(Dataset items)
============
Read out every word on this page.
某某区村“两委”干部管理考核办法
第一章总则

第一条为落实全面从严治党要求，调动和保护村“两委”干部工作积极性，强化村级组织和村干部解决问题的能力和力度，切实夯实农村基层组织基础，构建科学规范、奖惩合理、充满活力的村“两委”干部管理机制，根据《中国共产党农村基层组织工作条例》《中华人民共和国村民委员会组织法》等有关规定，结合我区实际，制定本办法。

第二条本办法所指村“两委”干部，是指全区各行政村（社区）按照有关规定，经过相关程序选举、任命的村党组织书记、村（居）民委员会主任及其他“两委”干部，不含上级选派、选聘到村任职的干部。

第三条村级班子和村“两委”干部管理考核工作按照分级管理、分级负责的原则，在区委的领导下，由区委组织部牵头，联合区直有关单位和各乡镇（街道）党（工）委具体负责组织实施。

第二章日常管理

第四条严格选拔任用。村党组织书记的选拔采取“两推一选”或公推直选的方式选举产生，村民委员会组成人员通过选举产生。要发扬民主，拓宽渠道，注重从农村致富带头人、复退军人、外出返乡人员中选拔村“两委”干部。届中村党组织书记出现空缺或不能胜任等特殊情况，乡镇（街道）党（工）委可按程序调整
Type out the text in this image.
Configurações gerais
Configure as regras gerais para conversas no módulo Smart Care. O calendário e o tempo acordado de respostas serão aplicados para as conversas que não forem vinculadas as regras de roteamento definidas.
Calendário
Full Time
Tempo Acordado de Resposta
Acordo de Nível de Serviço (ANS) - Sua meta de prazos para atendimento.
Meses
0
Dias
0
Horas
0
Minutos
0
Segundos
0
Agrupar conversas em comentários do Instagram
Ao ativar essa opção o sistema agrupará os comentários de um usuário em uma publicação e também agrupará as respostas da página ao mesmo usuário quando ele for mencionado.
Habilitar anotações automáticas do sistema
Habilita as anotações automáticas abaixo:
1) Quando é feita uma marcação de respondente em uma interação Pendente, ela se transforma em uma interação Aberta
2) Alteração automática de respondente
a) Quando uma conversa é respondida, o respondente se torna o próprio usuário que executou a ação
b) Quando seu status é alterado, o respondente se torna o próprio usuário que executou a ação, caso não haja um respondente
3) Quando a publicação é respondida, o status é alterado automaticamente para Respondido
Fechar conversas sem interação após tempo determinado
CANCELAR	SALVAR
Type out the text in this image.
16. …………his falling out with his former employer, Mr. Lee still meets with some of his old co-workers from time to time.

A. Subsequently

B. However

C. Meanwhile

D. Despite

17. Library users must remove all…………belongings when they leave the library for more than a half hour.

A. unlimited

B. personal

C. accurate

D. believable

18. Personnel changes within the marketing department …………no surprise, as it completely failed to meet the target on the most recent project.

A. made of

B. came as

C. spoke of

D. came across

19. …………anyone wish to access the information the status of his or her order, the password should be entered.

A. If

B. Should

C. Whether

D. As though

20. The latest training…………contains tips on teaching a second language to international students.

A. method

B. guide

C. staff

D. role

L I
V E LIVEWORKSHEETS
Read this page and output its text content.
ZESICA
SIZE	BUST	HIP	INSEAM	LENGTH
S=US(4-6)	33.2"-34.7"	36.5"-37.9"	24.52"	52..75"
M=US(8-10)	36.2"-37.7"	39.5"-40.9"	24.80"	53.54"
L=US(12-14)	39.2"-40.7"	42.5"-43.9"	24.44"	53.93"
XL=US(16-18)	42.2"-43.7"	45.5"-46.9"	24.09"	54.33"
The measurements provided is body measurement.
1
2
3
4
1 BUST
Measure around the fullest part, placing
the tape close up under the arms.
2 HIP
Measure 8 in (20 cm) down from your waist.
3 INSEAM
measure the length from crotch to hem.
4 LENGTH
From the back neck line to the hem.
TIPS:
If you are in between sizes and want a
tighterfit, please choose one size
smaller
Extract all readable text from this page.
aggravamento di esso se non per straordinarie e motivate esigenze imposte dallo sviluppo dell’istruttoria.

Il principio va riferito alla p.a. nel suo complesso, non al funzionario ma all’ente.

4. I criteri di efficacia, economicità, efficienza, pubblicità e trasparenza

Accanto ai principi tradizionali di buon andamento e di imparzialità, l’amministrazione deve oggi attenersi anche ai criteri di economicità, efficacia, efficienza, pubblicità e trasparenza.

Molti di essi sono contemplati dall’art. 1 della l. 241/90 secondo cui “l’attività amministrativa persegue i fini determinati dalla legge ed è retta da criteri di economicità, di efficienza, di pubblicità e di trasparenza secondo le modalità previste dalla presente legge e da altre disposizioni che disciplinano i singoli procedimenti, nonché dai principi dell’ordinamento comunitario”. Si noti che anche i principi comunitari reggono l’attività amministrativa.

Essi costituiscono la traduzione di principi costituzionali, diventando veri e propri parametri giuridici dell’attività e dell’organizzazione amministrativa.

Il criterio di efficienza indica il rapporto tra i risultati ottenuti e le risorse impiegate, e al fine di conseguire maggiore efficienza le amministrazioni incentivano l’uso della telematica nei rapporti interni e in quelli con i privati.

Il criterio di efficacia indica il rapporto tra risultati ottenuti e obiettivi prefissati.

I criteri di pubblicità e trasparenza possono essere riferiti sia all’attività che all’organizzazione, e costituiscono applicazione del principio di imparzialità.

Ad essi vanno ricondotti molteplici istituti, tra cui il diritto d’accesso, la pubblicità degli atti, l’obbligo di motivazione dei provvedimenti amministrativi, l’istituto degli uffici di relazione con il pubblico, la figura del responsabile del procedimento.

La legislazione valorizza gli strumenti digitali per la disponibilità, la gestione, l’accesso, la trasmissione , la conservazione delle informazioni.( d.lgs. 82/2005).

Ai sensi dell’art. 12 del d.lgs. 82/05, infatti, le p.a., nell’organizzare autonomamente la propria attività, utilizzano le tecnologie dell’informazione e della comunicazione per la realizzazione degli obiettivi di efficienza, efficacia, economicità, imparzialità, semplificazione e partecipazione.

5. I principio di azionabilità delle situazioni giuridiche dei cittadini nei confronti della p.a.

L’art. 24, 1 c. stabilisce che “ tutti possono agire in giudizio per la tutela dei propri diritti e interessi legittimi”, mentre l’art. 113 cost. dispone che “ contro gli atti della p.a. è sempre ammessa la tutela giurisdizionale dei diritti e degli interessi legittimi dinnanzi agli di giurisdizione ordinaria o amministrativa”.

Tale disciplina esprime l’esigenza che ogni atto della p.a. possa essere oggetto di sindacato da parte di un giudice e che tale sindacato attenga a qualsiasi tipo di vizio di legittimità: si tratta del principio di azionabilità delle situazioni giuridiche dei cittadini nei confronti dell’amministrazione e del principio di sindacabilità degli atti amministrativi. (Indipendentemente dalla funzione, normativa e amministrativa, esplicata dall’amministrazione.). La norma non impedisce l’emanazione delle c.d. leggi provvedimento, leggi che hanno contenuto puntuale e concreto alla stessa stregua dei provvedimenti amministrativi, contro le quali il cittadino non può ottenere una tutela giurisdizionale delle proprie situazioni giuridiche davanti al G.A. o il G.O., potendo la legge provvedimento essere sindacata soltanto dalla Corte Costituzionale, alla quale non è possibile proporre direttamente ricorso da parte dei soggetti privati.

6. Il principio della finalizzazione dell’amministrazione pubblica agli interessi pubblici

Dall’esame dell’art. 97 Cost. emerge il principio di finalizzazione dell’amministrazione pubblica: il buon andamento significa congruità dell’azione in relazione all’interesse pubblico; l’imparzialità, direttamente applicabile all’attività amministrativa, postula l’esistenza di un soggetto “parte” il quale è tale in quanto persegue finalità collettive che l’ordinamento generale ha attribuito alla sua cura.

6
============
▸ **Task requirements**:
Give an exact repetition of all the material.

▸ **Correct answer**:
Read out every word on this page.
某某区村“两委”干部管理考核办法
第一章总则

第一条为落实全面从严治党要求，调动和保护村“两委”干部工作积极性，强化村级组织和村干部解决问题的能力和力度，切实夯实农村基层组织基础，构建科学规范、奖惩合理、充满活力的村“两委”干部管理机制，根据《中国共产党农村基层组织工作条例》《中华人民共和国村民委员会组织法》等有关规定，结合我区实际，制定本办法。

第二条本办法所指村“两委”干部，是指全区各行政村（社区）按照有关规定，经过相关程序选举、任命的村党组织书记、村（居）民委员会主任及其他“两委”干部，不含上级选派、选聘到村任职的干部。

第三条村级班子和村“两委”干部管理考核工作按照分级管理、分级负责的原则，在区委的领导下，由区委组织部牵头，联合区直有关单位和各乡镇（街道）党（工）委具体负责组织实施。

第二章日常管理

第四条严格选拔任用。村党组织书记的选拔采取“两推一选”或公推直选的方式选举产生，村民委员会组成人员通过选举产生。要发扬民主，拓宽渠道，注重从农村致富带头人、复退军人、外出返乡人员中选拔村“两委”干部。届中村党组织书记出现空缺或不能胜任等特殊情况，乡镇（街道）党（工）委可按程序调整
Type out the text in this image.
Configurações gerais
Configure as regras gerais para conversas no módulo Smart Care. O calendário e o tempo acordado de respostas serão aplicados para as conversas que não forem vinculadas as regras de roteamento definidas.
Calendário
Full Time
Tempo Acordado de Resposta
Acordo de Nível de Serviço (ANS) - Sua meta de prazos para atendimento.
Meses
0
Dias
0
Horas
0
Minutos
0
Segundos
0
Agrupar conversas em comentários do Instagram
Ao ativar essa opção o sistema agrupará os comentários de um usuário em uma publicação e também agrupará as respostas da página ao mesmo usuário quando ele for mencionado.
Habilitar anotações automáticas do sistema
Habilita as anotações automáticas abaixo:
1) Quando é feita uma marcação de respondente em uma interação Pendente, ela se transforma em uma interação Aberta
2) Alteração automática de respondente
a) Quando uma conversa é respondida, o respondente se torna o próprio usuário que executou a ação
b) Quando seu status é alterado, o respondente se torna o próprio usuário que executou a ação, caso não haja um respondente
3) Quando a publicação é respondida, o status é alterado automaticamente para Respondido
Fechar conversas sem interação após tempo determinado
CANCELAR	SALVAR
Type out the text in this image.
16. …………his falling out with his former employer, Mr. Lee still meets with some of his old co-workers from time to time.

A. Subsequently

B. However

C. Meanwhile

D. Despite

17. Library users must remove all…………belongings when they leave the library for more than a half hour.

A. unlimited

B. personal

C. accurate

D. believable

18. Personnel changes within the marketing department …………no surprise, as it completely failed to meet the target on the most recent project.

A. made of

B. came as

C. spoke of

D. came across

19. …………anyone wish to access the information the status of his or her order, the password should be entered.

A. If

B. Should

C. Whether

D. As though

20. The latest training…………contains tips on teaching a second language to international students.

A. method

B. guide

C. staff

D. role

L I
V E LIVEWORKSHEETS
Read this page and output its text content.
ZESICA
SIZE	BUST	HIP	INSEAM	LENGTH
S=US(4-6)	33.2"-34.7"	36.5"-37.9"	24.52"	52..75"
M=US(8-10)	36.2"-37.7"	39.5"-40.9"	24.80"	53.54"
L=US(12-14)	39.2"-40.7"	42.5"-43.9"	24.44"	53.93"
XL=US(16-18)	42.2"-43.7"	45.5"-46.9"	24.09"	54.33"
The measurements provided is body measurement.
1
2
3
4
1 BUST
Measure around the fullest part, placing
the tape close up under the arms.
2 HIP
Measure 8 in (20 cm) down from your waist.
3 INSEAM
measure the length from crotch to hem.
4 LENGTH
From the back neck line to the hem.
TIPS:
If you are in between sizes and want a
tighterfit, please choose one size
smaller
Extract all readable text from this page.
aggravamento di esso se non per straordinarie e motivate esigenze imposte dallo sviluppo dell’istruttoria.

Il principio va riferito alla p.a. nel suo complesso, non al funzionario ma all’ente.

4. I criteri di efficacia, economicità, efficienza, pubblicità e trasparenza

Accanto ai principi tradizionali di buon andamento e di imparzialità, l’amministrazione deve oggi attenersi anche ai criteri di economicità, efficacia, efficienza, pubblicità e trasparenza.

Molti di essi sono contemplati dall’art. 1 della l. 241/90 secondo cui “l’attività amministrativa persegue i fini determinati dalla legge ed è retta da criteri di economicità, di efficienza, di pubblicità e di trasparenza secondo le modalità previste dalla presente legge e da altre disposizioni che disciplinano i singoli procedimenti, nonché dai principi dell’ordinamento comunitario”. Si noti che anche i principi comunitari reggono l’attività amministrativa.

Essi costituiscono la traduzione di principi costituzionali, diventando veri e propri parametri giuridici dell’attività e dell’organizzazione amministrativa.

Il criterio di efficienza indica il rapporto tra i risultati ottenuti e le risorse impiegate, e al fine di conseguire maggiore efficienza le amministrazioni incentivano l’uso della telematica nei rapporti interni e in quelli con i privati.

Il criterio di efficacia indica il rapporto tra risultati ottenuti e obiettivi prefissati.

I criteri di pubblicità e trasparenza possono essere riferiti sia all’attività che all’organizzazione, e costituiscono applicazione del principio di imparzialità.

Ad essi vanno ricondotti molteplici istituti, tra cui il diritto d’accesso, la pubblicità degli atti, l’obbligo di motivazione dei provvedimenti amministrativi, l’istituto degli uffici di relazione con il pubblico, la figura del responsabile del procedimento.

La legislazione valorizza gli strumenti digitali per la disponibilità, la gestione, l’accesso, la trasmissione , la conservazione delle informazioni.( d.lgs. 82/2005).

Ai sensi dell’art. 12 del d.lgs. 82/05, infatti, le p.a., nell’organizzare autonomamente la propria attività, utilizzano le tecnologie dell’informazione e della comunicazione per la realizzazione degli obiettivi di efficienza, efficacia, economicità, imparzialità, semplificazione e partecipazione.

5. I principio di azionabilità delle situazioni giuridiche dei cittadini nei confronti della p.a.

L’art. 24, 1 c. stabilisce che “ tutti possono agire in giudizio per la tutela dei propri diritti e interessi legittimi”, mentre l’art. 113 cost. dispone che “ contro gli atti della p.a. è sempre ammessa la tutela giurisdizionale dei diritti e degli interessi legittimi dinnanzi agli di giurisdizione ordinaria o amministrativa”.

Tale disciplina esprime l’esigenza che ogni atto della p.a. possa essere oggetto di sindacato da parte di un giudice e che tale sindacato attenga a qualsiasi tipo di vizio di legittimità: si tratta del principio di azionabilità delle situazioni giuridiche dei cittadini nei confronti dell’amministrazione e del principio di sindacabilità degli atti amministrativi. (Indipendentemente dalla funzione, normativa e amministrativa, esplicata dall’amministrazione.). La norma non impedisce l’emanazione delle c.d. leggi provvedimento, leggi che hanno contenuto puntuale e concreto alla stessa stregua dei provvedimenti amministrativi, contro le quali il cittadino non può ottenere una tutela giurisdizionale delle proprie situazioni giuridiche davanti al G.A. o il G.O., potendo la legge provvedimento essere sindacata soltanto dalla Corte Costituzionale, alla quale non è possibile proporre direttamente ricorso da parte dei soggetti privati.

6. Il principio della finalizzazione dell’amministrazione pubblica agli interessi pubblici

Dall’esame dell’art. 97 Cost. emerge il principio di finalizzazione dell’amministrazione pubblica: il buon andamento significa congruità dell’azione in relazione all’interesse pubblico; l’imparzialità, direttamente applicabile all’attività amministrativa, postula l’esistenza di un soggetto “parte” il quale è tale in quanto persegue finalità collettive che l’ordinamento generale ha attribuito alla sua cura.

6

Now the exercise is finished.